%%
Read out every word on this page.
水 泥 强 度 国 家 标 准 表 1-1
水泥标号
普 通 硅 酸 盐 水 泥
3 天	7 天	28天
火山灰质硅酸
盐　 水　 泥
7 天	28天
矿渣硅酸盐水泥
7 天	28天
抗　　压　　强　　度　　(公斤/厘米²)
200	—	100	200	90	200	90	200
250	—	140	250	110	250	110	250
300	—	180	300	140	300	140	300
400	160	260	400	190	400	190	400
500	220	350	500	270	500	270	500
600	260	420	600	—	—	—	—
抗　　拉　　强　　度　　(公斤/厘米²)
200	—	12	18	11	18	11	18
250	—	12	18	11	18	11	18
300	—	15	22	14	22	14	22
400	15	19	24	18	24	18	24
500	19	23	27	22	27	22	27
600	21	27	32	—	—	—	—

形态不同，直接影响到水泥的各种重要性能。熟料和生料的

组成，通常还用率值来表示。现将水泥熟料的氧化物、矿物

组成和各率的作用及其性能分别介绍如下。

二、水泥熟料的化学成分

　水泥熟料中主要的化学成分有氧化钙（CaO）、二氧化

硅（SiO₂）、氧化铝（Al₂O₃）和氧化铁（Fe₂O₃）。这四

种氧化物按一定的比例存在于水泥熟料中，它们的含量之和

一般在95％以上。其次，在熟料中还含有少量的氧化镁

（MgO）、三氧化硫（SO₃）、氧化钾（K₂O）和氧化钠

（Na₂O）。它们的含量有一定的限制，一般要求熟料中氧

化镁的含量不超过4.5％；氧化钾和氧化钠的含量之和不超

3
%%
■ **What needs to be done**: Return the whole listing exactly.

■ **Solution below**:
Read out every word on this page.
水 泥 强 度 国 家 标 准 表 1-1
水泥标号
普 通 硅 酸 盐 水 泥
3 天	7 天	28天
火山灰质硅酸
盐　 水　 泥
7 天	28天
矿渣硅酸盐水泥
7 天	28天
抗　　压　　强　　度　　(公斤/厘米²)
200	—	100	200	90	200	90	200
250	—	140	250	110	250	110	250
300	—	180	300	140	300	140	300
400	160	260	400	190	400	190	400
500	220	350	500	270	500	270	500
600	260	420	600	—	—	—	—
抗　　拉　　强　　度　　(公斤/厘米²)
200	—	12	18	11	18	11	18
250	—	12	18	11	18	11	18
300	—	15	22	14	22	14	22
400	15	19	24	18	24	18	24
500	19	23	27	22	27	22	27
600	21	27	32	—	—	—	—

形态不同，直接影响到水泥的各种重要性能。熟料和生料的

组成，通常还用率值来表示。现将水泥熟料的氧化物、矿物

组成和各率的作用及其性能分别介绍如下。

二、水泥熟料的化学成分

　水泥熟料中主要的化学成分有氧化钙（CaO）、二氧化

硅（SiO₂）、氧化铝（Al₂O₃）和氧化铁（Fe₂O₃）。这四

种氧化物按一定的比例存在于水泥熟料中，它们的含量之和

一般在95％以上。其次，在熟料中还含有少量的氧化镁

（MgO）、三氧化硫（SO₃）、氧化钾（K₂O）和氧化钠

（Na₂O）。它们的含量有一定的限制，一般要求熟料中氧

化镁的含量不超过4.5％；氧化钾和氧化钠的含量之和不超

3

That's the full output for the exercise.